== Exercise materials ==
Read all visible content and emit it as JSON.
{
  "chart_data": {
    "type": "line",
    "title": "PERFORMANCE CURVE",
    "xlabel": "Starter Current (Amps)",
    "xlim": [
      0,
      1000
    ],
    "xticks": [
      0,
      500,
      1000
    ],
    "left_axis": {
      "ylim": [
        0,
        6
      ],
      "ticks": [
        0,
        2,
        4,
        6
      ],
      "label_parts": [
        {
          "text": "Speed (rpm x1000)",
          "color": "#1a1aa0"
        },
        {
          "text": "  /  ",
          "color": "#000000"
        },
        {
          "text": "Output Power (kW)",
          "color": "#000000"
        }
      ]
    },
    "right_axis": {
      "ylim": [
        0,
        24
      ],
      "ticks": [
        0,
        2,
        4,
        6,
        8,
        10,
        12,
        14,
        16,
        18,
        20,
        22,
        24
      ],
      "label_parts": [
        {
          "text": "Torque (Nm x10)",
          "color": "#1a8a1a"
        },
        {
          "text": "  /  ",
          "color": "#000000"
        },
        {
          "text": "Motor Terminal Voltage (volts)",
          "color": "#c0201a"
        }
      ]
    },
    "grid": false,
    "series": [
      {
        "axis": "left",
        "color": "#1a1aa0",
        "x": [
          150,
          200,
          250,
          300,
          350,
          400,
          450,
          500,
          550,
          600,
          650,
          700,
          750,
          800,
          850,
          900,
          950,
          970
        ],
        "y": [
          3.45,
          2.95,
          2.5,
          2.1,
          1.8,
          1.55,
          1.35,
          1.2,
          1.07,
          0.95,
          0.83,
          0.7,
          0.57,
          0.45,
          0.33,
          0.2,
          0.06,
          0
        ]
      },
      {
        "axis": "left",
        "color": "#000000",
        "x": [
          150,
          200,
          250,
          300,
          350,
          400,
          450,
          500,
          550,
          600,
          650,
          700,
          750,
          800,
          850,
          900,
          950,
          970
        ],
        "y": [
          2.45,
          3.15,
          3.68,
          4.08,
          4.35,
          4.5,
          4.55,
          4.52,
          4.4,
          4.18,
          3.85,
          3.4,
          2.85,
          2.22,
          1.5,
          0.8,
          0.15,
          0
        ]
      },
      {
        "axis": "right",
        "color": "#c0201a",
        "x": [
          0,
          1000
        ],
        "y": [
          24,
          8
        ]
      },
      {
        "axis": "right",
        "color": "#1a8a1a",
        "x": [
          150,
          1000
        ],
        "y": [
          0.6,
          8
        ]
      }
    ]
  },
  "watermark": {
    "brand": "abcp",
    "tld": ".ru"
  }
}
===
◆ **Exercise details**: Please set down each line of the records exactly as given.

◆ **Result for this task**:
Read all visible content and emit it as JSON.
{
  "chart_data": {
    "type": "line",
    "title": "PERFORMANCE CURVE",
    "xlabel": "Starter Current (Amps)",
    "xlim": [
      0,
      1000
    ],
    "xticks": [
      0,
      500,
      1000
    ],
    "left_axis": {
      "ylim": [
        0,
        6
      ],
      "ticks": [
        0,
        2,
        4,
        6
      ],
      "label_parts": [
        {
          "text": "Speed (rpm x1000)",
          "color": "#1a1aa0"
        },
        {
          "text": "  /  ",
          "color": "#000000"
        },
        {
          "text": "Output Power (kW)",
          "color": "#000000"
        }
      ]
    },
    "right_axis": {
      "ylim": [
        0,
        24
      ],
      "ticks": [
        0,
        2,
        4,
        6,
        8,
        10,
        12,
        14,
        16,
        18,
        20,
        22,
        24
      ],
      "label_parts": [
        {
          "text": "Torque (Nm x10)",
          "color": "#1a8a1a"
        },
        {
          "text": "  /  ",
          "color": "#000000"
        },
        {
          "text": "Motor Terminal Voltage (volts)",
          "color": "#c0201a"
        }
      ]
    },
    "grid": false,
    "series": [
      {
        "axis": "left",
        "color": "#1a1aa0",
        "x": [
          150,
          200,
          250,
          300,
          350,
          400,
          450,
          500,
          550,
          600,
          650,
          700,
          750,
          800,
          850,
          900,
          950,
          970
        ],
        "y": [
          3.45,
          2.95,
          2.5,
          2.1,
          1.8,
          1.55,
          1.35,
          1.2,
          1.07,
          0.95,
          0.83,
          0.7,
          0.57,
          0.45,
          0.33,
          0.2,
          0.06,
          0
        ]
      },
      {
        "axis": "left",
        "color": "#000000",
        "x": [
          150,
          200,
          250,
          300,
          350,
          400,
          450,
          500,
          550,
          600,
          650,
          700,
          750,
          800,
          850,
          900,
          950,
          970
        ],
        "y": [
          2.45,
          3.15,
          3.68,
          4.08,
          4.35,
          4.5,
          4.55,
          4.52,
          4.4,
          4.18,
          3.85,
          3.4,
          2.85,
          2.22,
          1.5,
          0.8,
          0.15,
          0
        ]
      },
      {
        "axis": "right",
        "color": "#c0201a",
        "x": [
          0,
          1000
        ],
        "y": [
          24,
          8
        ]
      },
      {
        "axis": "right",
        "color": "#1a8a1a",
        "x": [
          150,
          1000
        ],
        "y": [
          0.6,
          8
        ]
      }
    ]
  },
  "watermark": {
    "brand": "abcp",
    "tld": ".ru"
  }
}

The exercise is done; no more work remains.